-- DATA SUPPLIED --
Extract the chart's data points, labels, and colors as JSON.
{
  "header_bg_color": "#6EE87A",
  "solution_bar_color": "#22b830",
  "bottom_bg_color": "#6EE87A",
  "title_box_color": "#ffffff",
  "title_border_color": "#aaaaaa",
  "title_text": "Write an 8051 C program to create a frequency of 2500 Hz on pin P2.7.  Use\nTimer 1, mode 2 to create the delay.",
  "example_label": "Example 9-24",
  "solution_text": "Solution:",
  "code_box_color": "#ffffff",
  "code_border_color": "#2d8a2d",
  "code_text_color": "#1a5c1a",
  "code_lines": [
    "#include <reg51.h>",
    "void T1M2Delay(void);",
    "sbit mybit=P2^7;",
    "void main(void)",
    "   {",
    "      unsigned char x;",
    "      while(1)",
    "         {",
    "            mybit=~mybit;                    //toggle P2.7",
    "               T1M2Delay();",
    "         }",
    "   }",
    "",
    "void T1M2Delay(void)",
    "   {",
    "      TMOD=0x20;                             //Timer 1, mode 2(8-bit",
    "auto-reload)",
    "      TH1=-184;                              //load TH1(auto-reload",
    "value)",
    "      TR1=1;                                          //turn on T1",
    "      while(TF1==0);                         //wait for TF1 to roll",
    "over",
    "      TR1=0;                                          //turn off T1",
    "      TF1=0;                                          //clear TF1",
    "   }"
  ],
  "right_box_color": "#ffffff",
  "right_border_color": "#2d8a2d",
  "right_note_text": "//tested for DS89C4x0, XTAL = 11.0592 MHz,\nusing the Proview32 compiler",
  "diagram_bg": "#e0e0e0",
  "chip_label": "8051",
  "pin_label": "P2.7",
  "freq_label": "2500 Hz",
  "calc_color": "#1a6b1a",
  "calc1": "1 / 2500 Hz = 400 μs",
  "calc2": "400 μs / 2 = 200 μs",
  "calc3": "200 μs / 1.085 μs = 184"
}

-- GIVEN INSTRUCTION --
Each record above should be repeated exactly as it appears.

-- WRITTEN RESPONSE --
Extract the chart's data points, labels, and colors as JSON.
{
  "header_bg_color": "#6EE87A",
  "solution_bar_color": "#22b830",
  "bottom_bg_color": "#6EE87A",
  "title_box_color": "#ffffff",
  "title_border_color": "#aaaaaa",
  "title_text": "Write an 8051 C program to create a frequency of 2500 Hz on pin P2.7.  Use\nTimer 1, mode 2 to create the delay.",
  "example_label": "Example 9-24",
  "solution_text": "Solution:",
  "code_box_color": "#ffffff",
  "code_border_color": "#2d8a2d",
  "code_text_color": "#1a5c1a",
  "code_lines": [
    "#include <reg51.h>",
    "void T1M2Delay(void);",
    "sbit mybit=P2^7;",
    "void main(void)",
    "   {",
    "      unsigned char x;",
    "      while(1)",
    "         {",
    "            mybit=~mybit;                    //toggle P2.7",
    "               T1M2Delay();",
    "         }",
    "   }",
    "",
    "void T1M2Delay(void)",
    "   {",
    "      TMOD=0x20;                             //Timer 1, mode 2(8-bit",
    "auto-reload)",
    "      TH1=-184;                              //load TH1(auto-reload",
    "value)",
    "      TR1=1;                                          //turn on T1",
    "      while(TF1==0);                         //wait for TF1 to roll",
    "over",
    "      TR1=0;                                          //turn off T1",
    "      TF1=0;                                          //clear TF1",
    "   }"
  ],
  "right_box_color": "#ffffff",
  "right_border_color": "#2d8a2d",
  "right_note_text": "//tested for DS89C4x0, XTAL = 11.0592 MHz,\nusing the Proview32 compiler",
  "diagram_bg": "#e0e0e0",
  "chip_label": "8051",
  "pin_label": "P2.7",
  "freq_label": "2500 Hz",
  "calc_color": "#1a6b1a",
  "calc1": "1 / 2500 Hz = 400 μs",
  "calc2": "400 μs / 2 = 200 μs",
  "calc3": "200 μs / 1.085 μs = 184"
}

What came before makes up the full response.